(TASK STATEMENT):
Of all the lines here, how many include the string "range"? Answer with the number only.

Dataset entries
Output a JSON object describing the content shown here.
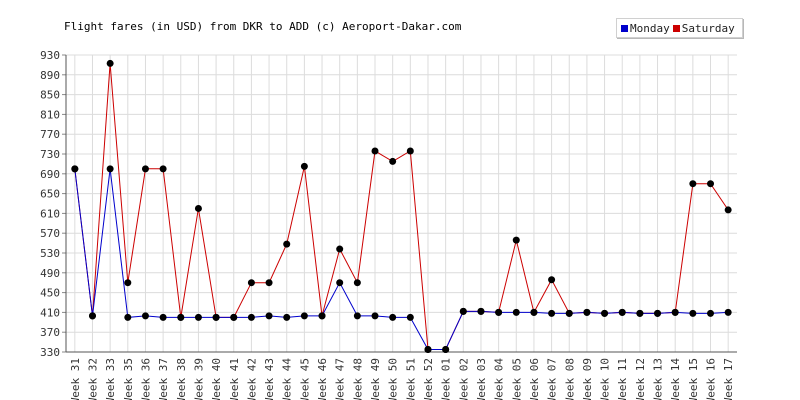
{
  "chart_data": {
    "type": "line",
    "title": "Flight fares (in USD) from DKR to ADD (c) Aeroport-Dakar.com",
    "xlabel": "",
    "ylabel": "",
    "ylim": [
      330,
      930
    ],
    "yticks": [
      330,
      370,
      410,
      450,
      490,
      530,
      570,
      610,
      650,
      690,
      730,
      770,
      810,
      850,
      890,
      930
    ],
    "grid": true,
    "legend_position": "top-right",
    "categories": [
      "Week 31",
      "Week 32",
      "Week 33",
      "Week 35",
      "Week 36",
      "Week 37",
      "Week 38",
      "Week 39",
      "Week 40",
      "Week 41",
      "Week 42",
      "Week 43",
      "Week 44",
      "Week 45",
      "Week 46",
      "Week 47",
      "Week 48",
      "Week 49",
      "Week 50",
      "Week 51",
      "Week 52",
      "Week 01",
      "Week 02",
      "Week 03",
      "Week 04",
      "Week 05",
      "Week 06",
      "Week 07",
      "Week 08",
      "Week 09",
      "Week 10",
      "Week 11",
      "Week 12",
      "Week 13",
      "Week 14",
      "Week 15",
      "Week 16",
      "Week 17"
    ],
    "series": [
      {
        "name": "Monday",
        "color": "#0000cc",
        "values": [
          700,
          403,
          700,
          400,
          403,
          400,
          400,
          400,
          400,
          400,
          400,
          403,
          400,
          403,
          403,
          470,
          403,
          403,
          400,
          400,
          335,
          335,
          412,
          412,
          410,
          410,
          410,
          408,
          408,
          410,
          408,
          410,
          408,
          408,
          410,
          408,
          408,
          410
        ]
      },
      {
        "name": "Saturday",
        "color": "#cc0000",
        "values": [
          700,
          403,
          913,
          470,
          700,
          700,
          400,
          620,
          400,
          400,
          470,
          470,
          548,
          705,
          403,
          538,
          470,
          736,
          715,
          736,
          335,
          335,
          412,
          412,
          410,
          556,
          410,
          476,
          408,
          410,
          408,
          410,
          408,
          408,
          410,
          670,
          670,
          617
        ]
      }
    ]
  }
}
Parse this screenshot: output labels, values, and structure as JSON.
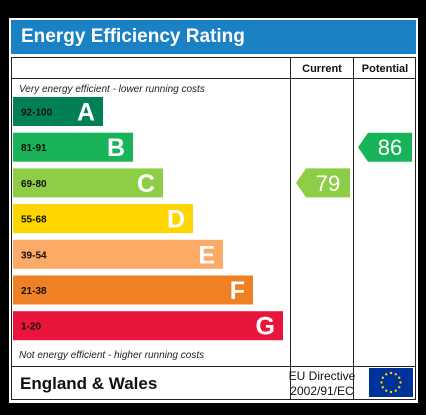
{
  "title": "Energy Efficiency Rating",
  "columns": {
    "current": "Current",
    "potential": "Potential"
  },
  "notes": {
    "top": "Very energy efficient - lower running costs",
    "bottom": "Not energy efficient - higher running costs"
  },
  "footer": {
    "region": "England & Wales",
    "directive_line1": "EU Directive",
    "directive_line2": "2002/91/EC"
  },
  "colors": {
    "title_bar": "#1a81c5",
    "eu_flag": "#003399",
    "eu_stars": "#ffcc00"
  },
  "chart_data": {
    "type": "bar",
    "bands": [
      {
        "range": "92-100",
        "letter": "A",
        "color": "#008054"
      },
      {
        "range": "81-91",
        "letter": "B",
        "color": "#19b459"
      },
      {
        "range": "69-80",
        "letter": "C",
        "color": "#8dce46"
      },
      {
        "range": "55-68",
        "letter": "D",
        "color": "#ffd500"
      },
      {
        "range": "39-54",
        "letter": "E",
        "color": "#fcaa65"
      },
      {
        "range": "21-38",
        "letter": "F",
        "color": "#ef8023"
      },
      {
        "range": "1-20",
        "letter": "G",
        "color": "#e9153b"
      }
    ],
    "current": {
      "value": 79,
      "band": "C",
      "color": "#8dce46"
    },
    "potential": {
      "value": 86,
      "band": "B",
      "color": "#19b459"
    }
  }
}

(ANSWER TO THE TASK):
7